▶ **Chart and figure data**
--
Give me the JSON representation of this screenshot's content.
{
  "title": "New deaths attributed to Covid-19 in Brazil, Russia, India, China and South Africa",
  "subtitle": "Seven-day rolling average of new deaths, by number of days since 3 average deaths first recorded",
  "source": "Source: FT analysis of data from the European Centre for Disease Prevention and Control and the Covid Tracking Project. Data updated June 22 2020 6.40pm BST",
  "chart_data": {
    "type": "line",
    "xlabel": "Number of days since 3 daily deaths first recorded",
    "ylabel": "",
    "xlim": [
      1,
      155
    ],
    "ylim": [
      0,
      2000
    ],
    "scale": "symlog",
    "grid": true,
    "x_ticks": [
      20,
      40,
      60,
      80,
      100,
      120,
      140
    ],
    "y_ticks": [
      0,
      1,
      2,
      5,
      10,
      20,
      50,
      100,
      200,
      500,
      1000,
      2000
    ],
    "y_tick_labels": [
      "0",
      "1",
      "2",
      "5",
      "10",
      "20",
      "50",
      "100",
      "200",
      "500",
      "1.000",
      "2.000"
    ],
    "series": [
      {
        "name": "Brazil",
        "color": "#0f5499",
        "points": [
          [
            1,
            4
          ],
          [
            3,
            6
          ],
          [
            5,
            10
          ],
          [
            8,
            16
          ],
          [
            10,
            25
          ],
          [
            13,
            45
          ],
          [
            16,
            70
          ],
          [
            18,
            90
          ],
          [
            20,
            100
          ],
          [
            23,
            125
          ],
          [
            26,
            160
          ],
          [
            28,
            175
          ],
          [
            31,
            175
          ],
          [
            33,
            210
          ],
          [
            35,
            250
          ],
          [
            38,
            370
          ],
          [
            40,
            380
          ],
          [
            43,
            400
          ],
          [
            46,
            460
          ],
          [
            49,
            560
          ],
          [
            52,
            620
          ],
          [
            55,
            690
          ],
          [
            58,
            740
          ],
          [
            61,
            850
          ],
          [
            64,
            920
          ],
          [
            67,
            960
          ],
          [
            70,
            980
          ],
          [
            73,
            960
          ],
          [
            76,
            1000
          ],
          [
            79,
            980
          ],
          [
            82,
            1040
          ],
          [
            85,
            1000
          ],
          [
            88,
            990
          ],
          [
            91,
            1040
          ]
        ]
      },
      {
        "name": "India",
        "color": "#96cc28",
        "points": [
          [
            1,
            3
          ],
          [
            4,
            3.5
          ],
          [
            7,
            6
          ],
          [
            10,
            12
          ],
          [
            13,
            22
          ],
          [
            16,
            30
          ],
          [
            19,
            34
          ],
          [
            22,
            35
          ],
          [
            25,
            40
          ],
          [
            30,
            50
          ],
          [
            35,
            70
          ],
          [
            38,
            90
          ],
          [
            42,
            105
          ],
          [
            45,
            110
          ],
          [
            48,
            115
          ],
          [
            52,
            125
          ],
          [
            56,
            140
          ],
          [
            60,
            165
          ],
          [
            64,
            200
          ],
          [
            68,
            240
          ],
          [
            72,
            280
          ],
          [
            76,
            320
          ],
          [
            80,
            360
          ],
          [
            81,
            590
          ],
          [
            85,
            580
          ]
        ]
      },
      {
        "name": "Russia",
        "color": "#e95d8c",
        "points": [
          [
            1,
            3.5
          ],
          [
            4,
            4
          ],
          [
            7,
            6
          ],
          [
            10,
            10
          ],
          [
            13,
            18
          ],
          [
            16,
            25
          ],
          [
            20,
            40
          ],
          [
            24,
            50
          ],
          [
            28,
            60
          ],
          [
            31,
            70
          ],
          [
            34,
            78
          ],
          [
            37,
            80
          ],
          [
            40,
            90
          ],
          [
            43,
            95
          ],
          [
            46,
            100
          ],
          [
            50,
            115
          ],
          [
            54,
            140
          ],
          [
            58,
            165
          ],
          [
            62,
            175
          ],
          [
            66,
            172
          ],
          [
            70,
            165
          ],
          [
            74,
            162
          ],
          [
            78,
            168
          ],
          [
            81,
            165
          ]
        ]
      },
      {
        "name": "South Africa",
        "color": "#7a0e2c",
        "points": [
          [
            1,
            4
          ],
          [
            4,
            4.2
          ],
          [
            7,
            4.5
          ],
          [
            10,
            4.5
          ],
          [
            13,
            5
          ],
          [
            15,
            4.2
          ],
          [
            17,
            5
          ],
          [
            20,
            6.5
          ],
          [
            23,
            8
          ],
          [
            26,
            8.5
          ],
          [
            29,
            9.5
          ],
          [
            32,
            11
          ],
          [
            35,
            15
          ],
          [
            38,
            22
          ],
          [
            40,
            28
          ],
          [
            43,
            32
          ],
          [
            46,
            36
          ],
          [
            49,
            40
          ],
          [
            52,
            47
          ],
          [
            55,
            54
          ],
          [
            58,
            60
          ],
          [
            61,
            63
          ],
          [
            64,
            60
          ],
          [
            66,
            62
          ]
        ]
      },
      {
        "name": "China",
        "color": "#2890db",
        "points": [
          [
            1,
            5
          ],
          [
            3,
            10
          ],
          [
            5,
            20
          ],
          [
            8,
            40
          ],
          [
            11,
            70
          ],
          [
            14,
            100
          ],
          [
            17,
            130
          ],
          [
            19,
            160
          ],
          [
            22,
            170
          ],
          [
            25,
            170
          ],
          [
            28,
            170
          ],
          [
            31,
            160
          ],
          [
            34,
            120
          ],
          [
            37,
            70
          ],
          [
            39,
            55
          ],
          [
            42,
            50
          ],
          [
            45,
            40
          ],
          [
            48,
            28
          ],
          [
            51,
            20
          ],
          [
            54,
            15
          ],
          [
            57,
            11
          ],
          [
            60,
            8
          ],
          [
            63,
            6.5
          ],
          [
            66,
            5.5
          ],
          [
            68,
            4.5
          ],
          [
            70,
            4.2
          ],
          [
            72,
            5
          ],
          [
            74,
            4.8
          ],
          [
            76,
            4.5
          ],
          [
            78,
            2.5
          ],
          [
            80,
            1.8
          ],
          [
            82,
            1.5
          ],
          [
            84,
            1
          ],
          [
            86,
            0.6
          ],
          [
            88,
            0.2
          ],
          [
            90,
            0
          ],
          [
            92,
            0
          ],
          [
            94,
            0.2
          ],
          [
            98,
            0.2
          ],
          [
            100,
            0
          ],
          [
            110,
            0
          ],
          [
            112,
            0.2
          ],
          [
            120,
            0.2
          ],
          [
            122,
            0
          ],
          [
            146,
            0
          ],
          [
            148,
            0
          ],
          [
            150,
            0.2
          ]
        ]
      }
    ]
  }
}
--
Reproduce all the data word for word.

Give me the JSON representation of this screenshot's content.
{
  "title": "New deaths attributed to Covid-19 in Brazil, Russia, India, China and South Africa",
  "subtitle": "Seven-day rolling average of new deaths, by number of days since 3 average deaths first recorded",
  "source": "Source: FT analysis of data from the European Centre for Disease Prevention and Control and the Covid Tracking Project. Data updated June 22 2020 6.40pm BST",
  "chart_data": {
    "type": "line",
    "xlabel": "Number of days since 3 daily deaths first recorded",
    "ylabel": "",
    "xlim": [
      1,
      155
    ],
    "ylim": [
      0,
      2000
    ],
    "scale": "symlog",
    "grid": true,
    "x_ticks": [
      20,
      40,
      60,
      80,
      100,
      120,
      140
    ],
    "y_ticks": [
      0,
      1,
      2,
      5,
      10,
      20,
      50,
      100,
      200,
      500,
      1000,
      2000
    ],
    "y_tick_labels": [
      "0",
      "1",
      "2",
      "5",
      "10",
      "20",
      "50",
      "100",
      "200",
      "500",
      "1.000",
      "2.000"
    ],
    "series": [
      {
        "name": "Brazil",
        "color": "#0f5499",
        "points": [
          [
            1,
            4
          ],
          [
            3,
            6
          ],
          [
            5,
            10
          ],
          [
            8,
            16
          ],
          [
            10,
            25
          ],
          [
            13,
            45
          ],
          [
            16,
            70
          ],
          [
            18,
            90
          ],
          [
            20,
            100
          ],
          [
            23,
            125
          ],
          [
            26,
            160
          ],
          [
            28,
            175
          ],
          [
            31,
            175
          ],
          [
            33,
            210
          ],
          [
            35,
            250
          ],
          [
            38,
            370
          ],
          [
            40,
            380
          ],
          [
            43,
            400
          ],
          [
            46,
            460
          ],
          [
            49,
            560
          ],
          [
            52,
            620
          ],
          [
            55,
            690
          ],
          [
            58,
            740
          ],
          [
            61,
            850
          ],
          [
            64,
            920
          ],
          [
            67,
            960
          ],
          [
            70,
            980
          ],
          [
            73,
            960
          ],
          [
            76,
            1000
          ],
          [
            79,
            980
          ],
          [
            82,
            1040
          ],
          [
            85,
            1000
          ],
          [
            88,
            990
          ],
          [
            91,
            1040
          ]
        ]
      },
      {
        "name": "India",
        "color": "#96cc28",
        "points": [
          [
            1,
            3
          ],
          [
            4,
            3.5
          ],
          [
            7,
            6
          ],
          [
            10,
            12
          ],
          [
            13,
            22
          ],
          [
            16,
            30
          ],
          [
            19,
            34
          ],
          [
            22,
            35
          ],
          [
            25,
            40
          ],
          [
            30,
            50
          ],
          [
            35,
            70
          ],
          [
            38,
            90
          ],
          [
            42,
            105
          ],
          [
            45,
            110
          ],
          [
            48,
            115
          ],
          [
            52,
            125
          ],
          [
            56,
            140
          ],
          [
            60,
            165
          ],
          [
            64,
            200
          ],
          [
            68,
            240
          ],
          [
            72,
            280
          ],
          [
            76,
            320
          ],
          [
            80,
            360
          ],
          [
            81,
            590
          ],
          [
            85,
            580
          ]
        ]
      },
      {
        "name": "Russia",
        "color": "#e95d8c",
        "points": [
          [
            1,
            3.5
          ],
          [
            4,
            4
          ],
          [
            7,
            6
          ],
          [
            10,
            10
          ],
          [
            13,
            18
          ],
          [
            16,
            25
          ],
          [
            20,
            40
          ],
          [
            24,
            50
          ],
          [
            28,
            60
          ],
          [
            31,
            70
          ],
          [
            34,
            78
          ],
          [
            37,
            80
          ],
          [
            40,
            90
          ],
          [
            43,
            95
          ],
          [
            46,
            100
          ],
          [
            50,
            115
          ],
          [
            54,
            140
          ],
          [
            58,
            165
          ],
          [
            62,
            175
          ],
          [
            66,
            172
          ],
          [
            70,
            165
          ],
          [
            74,
            162
          ],
          [
            78,
            168
          ],
          [
            81,
            165
          ]
        ]
      },
      {
        "name": "South Africa",
        "color": "#7a0e2c",
        "points": [
          [
            1,
            4
          ],
          [
            4,
            4.2
          ],
          [
            7,
            4.5
          ],
          [
            10,
            4.5
          ],
          [
            13,
            5
          ],
          [
            15,
            4.2
          ],
          [
            17,
            5
          ],
          [
            20,
            6.5
          ],
          [
            23,
            8
          ],
          [
            26,
            8.5
          ],
          [
            29,
            9.5
          ],
          [
            32,
            11
          ],
          [
            35,
            15
          ],
          [
            38,
            22
          ],
          [
            40,
            28
          ],
          [
            43,
            32
          ],
          [
            46,
            36
          ],
          [
            49,
            40
          ],
          [
            52,
            47
          ],
          [
            55,
            54
          ],
          [
            58,
            60
          ],
          [
            61,
            63
          ],
          [
            64,
            60
          ],
          [
            66,
            62
          ]
        ]
      },
      {
        "name": "China",
        "color": "#2890db",
        "points": [
          [
            1,
            5
          ],
          [
            3,
            10
          ],
          [
            5,
            20
          ],
          [
            8,
            40
          ],
          [
            11,
            70
          ],
          [
            14,
            100
          ],
          [
            17,
            130
          ],
          [
            19,
            160
          ],
          [
            22,
            170
          ],
          [
            25,
            170
          ],
          [
            28,
            170
          ],
          [
            31,
            160
          ],
          [
            34,
            120
          ],
          [
            37,
            70
          ],
          [
            39,
            55
          ],
          [
            42,
            50
          ],
          [
            45,
            40
          ],
          [
            48,
            28
          ],
          [
            51,
            20
          ],
          [
            54,
            15
          ],
          [
            57,
            11
          ],
          [
            60,
            8
          ],
          [
            63,
            6.5
          ],
          [
            66,
            5.5
          ],
          [
            68,
            4.5
          ],
          [
            70,
            4.2
          ],
          [
            72,
            5
          ],
          [
            74,
            4.8
          ],
          [
            76,
            4.5
          ],
          [
            78,
            2.5
          ],
          [
            80,
            1.8
          ],
          [
            82,
            1.5
          ],
          [
            84,
            1
          ],
          [
            86,
            0.6
          ],
          [
            88,
            0.2
          ],
          [
            90,
            0
          ],
          [
            92,
            0
          ],
          [
            94,
            0.2
          ],
          [
            98,
            0.2
          ],
          [
            100,
            0
          ],
          [
            110,
            0
          ],
          [
            112,
            0.2
          ],
          [
            120,
            0.2
          ],
          [
            122,
            0
          ],
          [
            146,
            0
          ],
          [
            148,
            0
          ],
          [
            150,
            0.2
          ]
        ]
      }
    ]
  }
}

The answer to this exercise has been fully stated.